→ **Task**:
Go through the material below and copy each line where the word "Крым" appears.

-- start Provided entries --

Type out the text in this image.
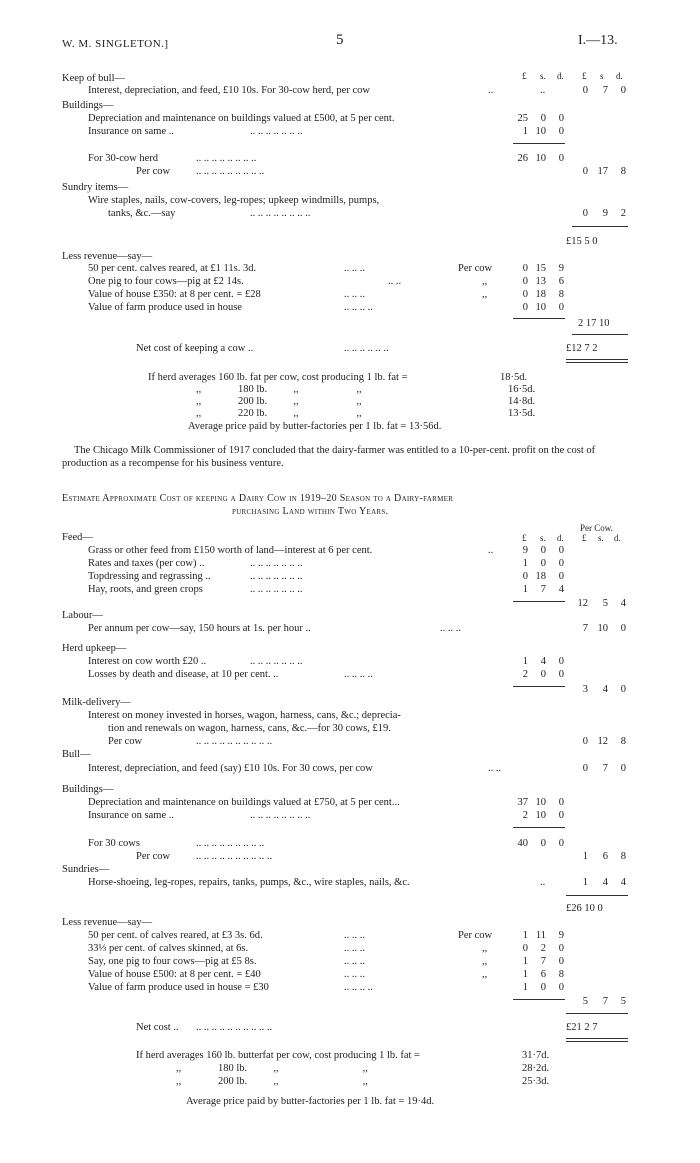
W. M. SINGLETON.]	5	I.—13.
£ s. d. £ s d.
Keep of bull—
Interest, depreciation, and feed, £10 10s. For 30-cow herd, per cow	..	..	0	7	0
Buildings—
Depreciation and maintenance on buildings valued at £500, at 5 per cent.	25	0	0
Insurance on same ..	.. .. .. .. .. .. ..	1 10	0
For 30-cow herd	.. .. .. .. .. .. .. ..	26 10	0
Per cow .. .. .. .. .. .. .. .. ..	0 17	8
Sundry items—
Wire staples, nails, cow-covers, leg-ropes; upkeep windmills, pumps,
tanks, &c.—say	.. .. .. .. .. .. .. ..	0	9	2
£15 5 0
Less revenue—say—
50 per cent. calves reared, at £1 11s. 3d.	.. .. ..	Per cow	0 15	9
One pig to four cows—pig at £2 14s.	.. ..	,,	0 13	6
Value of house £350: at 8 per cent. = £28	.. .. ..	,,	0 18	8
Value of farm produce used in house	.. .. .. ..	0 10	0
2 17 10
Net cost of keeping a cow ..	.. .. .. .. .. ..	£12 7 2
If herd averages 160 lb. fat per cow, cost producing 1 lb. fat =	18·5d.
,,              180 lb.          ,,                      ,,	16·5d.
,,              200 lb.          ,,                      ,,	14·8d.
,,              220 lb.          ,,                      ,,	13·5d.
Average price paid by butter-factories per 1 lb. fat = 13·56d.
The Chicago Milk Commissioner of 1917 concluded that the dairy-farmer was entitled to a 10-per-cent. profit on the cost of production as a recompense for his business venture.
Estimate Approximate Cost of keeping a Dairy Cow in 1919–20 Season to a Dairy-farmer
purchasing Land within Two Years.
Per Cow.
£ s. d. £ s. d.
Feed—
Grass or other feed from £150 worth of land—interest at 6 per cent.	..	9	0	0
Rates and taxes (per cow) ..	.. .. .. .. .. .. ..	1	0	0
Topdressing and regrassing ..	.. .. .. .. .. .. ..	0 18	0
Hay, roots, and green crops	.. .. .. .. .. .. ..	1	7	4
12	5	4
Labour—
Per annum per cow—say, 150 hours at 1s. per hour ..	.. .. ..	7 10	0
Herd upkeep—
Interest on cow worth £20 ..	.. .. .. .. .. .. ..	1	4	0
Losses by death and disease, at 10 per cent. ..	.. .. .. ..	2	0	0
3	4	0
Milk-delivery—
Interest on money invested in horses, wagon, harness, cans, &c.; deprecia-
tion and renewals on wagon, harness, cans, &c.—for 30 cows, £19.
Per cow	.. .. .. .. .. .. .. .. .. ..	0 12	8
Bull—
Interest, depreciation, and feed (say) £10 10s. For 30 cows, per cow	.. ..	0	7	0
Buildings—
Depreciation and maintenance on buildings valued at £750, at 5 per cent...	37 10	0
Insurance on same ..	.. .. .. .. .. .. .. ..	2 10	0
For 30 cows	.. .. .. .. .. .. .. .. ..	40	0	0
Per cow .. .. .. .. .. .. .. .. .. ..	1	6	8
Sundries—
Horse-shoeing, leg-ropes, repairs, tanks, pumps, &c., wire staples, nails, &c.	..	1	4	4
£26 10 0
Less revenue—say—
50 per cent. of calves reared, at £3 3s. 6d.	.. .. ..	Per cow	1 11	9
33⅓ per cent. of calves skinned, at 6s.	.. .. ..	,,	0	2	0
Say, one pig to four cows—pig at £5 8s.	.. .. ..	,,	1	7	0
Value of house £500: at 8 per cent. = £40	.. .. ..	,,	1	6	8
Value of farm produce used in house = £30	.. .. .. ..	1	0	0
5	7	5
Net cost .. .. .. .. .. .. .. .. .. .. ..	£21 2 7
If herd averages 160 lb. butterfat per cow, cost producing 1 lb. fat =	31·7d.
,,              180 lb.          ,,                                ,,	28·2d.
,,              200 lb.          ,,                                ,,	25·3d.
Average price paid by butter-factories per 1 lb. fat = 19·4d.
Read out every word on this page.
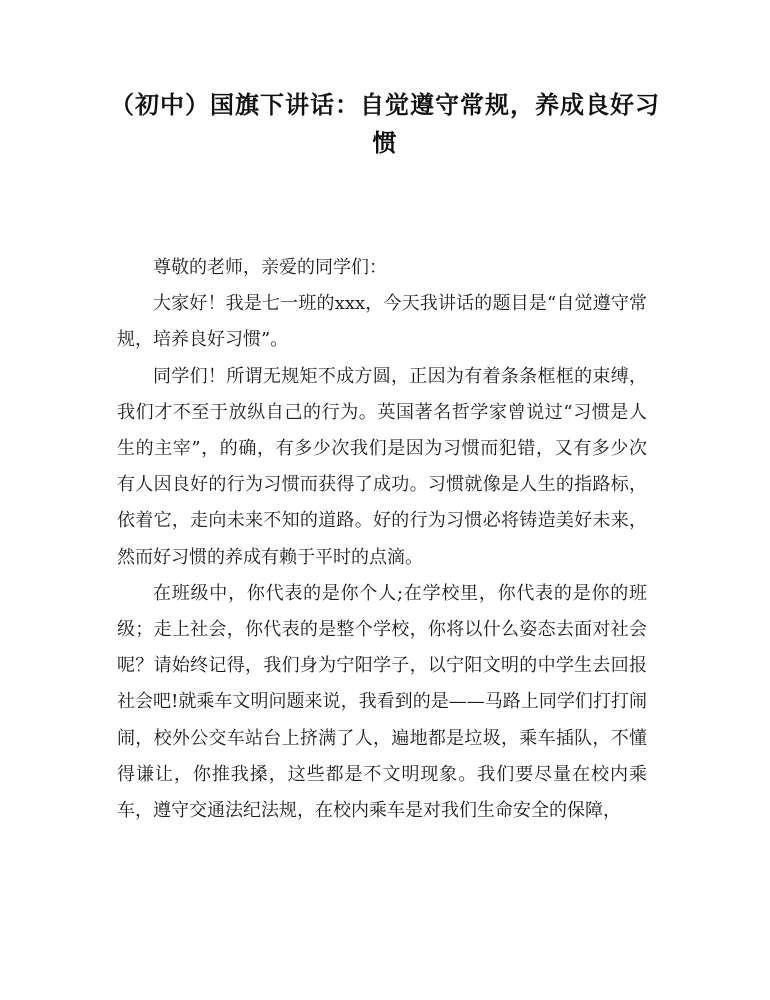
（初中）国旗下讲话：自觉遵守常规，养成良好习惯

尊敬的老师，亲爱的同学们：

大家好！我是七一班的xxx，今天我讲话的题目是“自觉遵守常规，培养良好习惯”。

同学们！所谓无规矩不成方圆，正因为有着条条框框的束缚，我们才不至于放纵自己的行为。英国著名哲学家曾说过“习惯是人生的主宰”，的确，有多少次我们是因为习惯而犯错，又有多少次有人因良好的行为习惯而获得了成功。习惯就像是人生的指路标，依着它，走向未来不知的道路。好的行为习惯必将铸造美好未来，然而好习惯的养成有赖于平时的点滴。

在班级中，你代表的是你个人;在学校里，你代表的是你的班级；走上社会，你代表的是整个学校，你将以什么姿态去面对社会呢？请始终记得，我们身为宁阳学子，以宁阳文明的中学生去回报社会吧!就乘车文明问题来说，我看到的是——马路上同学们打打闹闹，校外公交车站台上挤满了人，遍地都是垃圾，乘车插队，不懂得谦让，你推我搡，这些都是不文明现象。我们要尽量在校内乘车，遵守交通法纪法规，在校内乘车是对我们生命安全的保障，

-- end Provided entries --
-- start Provided entries --

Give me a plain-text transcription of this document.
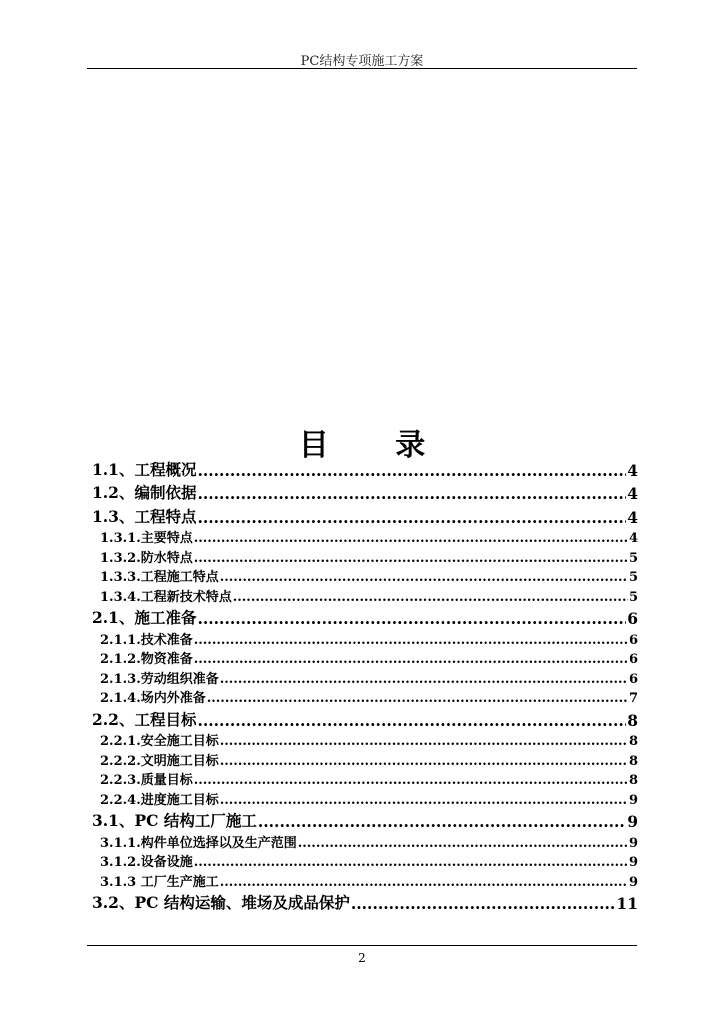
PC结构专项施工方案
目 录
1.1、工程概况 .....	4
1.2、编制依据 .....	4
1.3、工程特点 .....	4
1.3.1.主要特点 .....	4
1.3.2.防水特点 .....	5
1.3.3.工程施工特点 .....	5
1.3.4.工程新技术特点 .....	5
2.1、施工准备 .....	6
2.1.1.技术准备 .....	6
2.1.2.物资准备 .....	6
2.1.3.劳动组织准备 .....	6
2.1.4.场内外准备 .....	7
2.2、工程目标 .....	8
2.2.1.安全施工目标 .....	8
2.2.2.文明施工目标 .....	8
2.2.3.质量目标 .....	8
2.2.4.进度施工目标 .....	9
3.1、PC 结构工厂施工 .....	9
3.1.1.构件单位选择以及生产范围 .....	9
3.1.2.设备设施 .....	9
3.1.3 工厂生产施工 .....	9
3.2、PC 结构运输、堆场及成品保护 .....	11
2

-- end Provided entries --
-- start Provided entries --

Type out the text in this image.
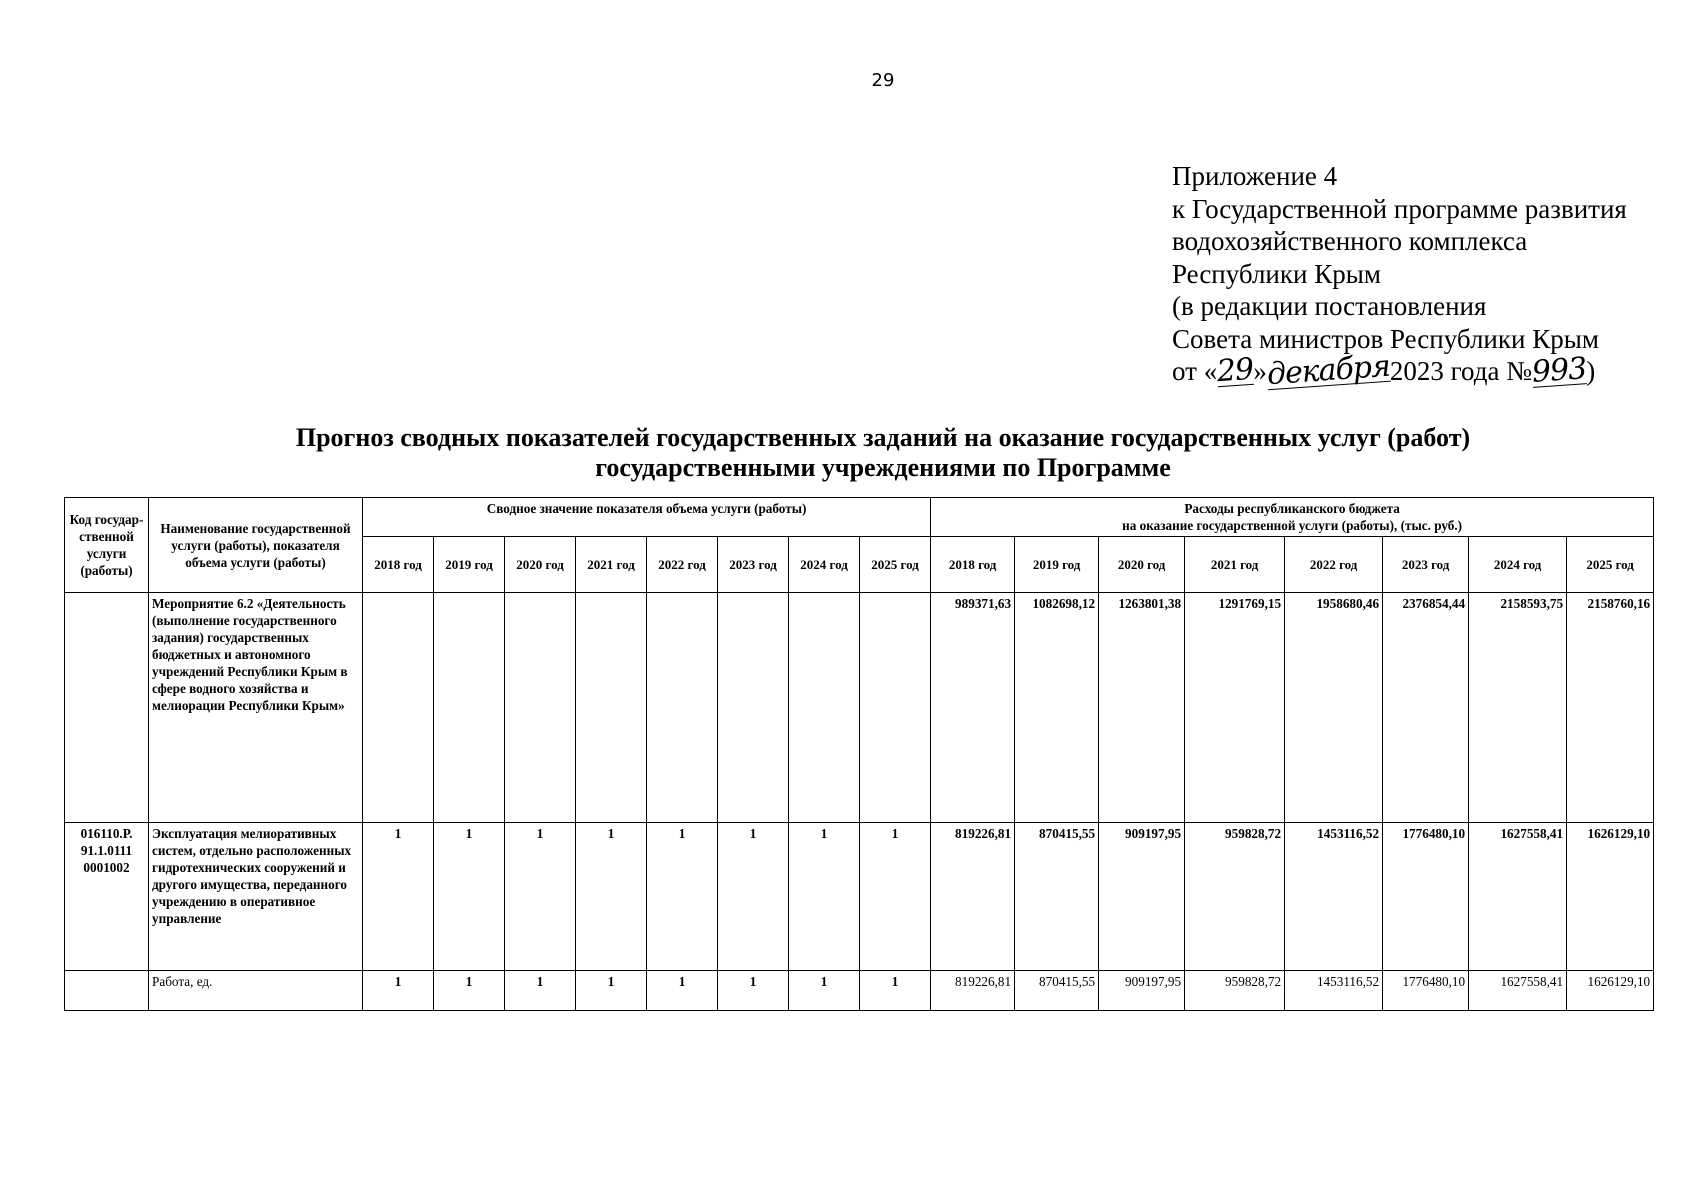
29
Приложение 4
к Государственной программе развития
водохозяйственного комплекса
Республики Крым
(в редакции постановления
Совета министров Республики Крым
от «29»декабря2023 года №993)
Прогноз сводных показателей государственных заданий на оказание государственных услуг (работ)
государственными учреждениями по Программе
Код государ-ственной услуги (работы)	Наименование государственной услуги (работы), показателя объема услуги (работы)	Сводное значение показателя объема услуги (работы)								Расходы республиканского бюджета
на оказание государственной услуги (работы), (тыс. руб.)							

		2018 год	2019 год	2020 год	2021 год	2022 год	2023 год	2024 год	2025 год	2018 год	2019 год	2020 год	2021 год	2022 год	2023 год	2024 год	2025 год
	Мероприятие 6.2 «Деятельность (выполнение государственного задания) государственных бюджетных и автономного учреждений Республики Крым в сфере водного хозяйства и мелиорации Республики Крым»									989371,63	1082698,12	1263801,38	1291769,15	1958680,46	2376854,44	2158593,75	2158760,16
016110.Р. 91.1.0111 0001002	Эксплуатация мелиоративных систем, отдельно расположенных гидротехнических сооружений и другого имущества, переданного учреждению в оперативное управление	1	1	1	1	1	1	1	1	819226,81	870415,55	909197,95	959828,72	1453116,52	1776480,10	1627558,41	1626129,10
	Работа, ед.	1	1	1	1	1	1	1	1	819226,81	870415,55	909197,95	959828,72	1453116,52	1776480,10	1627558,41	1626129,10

-- end Provided entries --

→ **Result**:
Республики Крым
Совета министров Республики Крым
	Мероприятие 6.2 «Деятельность (выполнение государственного задания) государственных бюджетных и автономного учреждений Республики Крым в сфере водного хозяйства и мелиорации Республики Крым»									989371,63	1082698,12	1263801,38	1291769,15	1958680,46	2376854,44	2158593,75	2158760,16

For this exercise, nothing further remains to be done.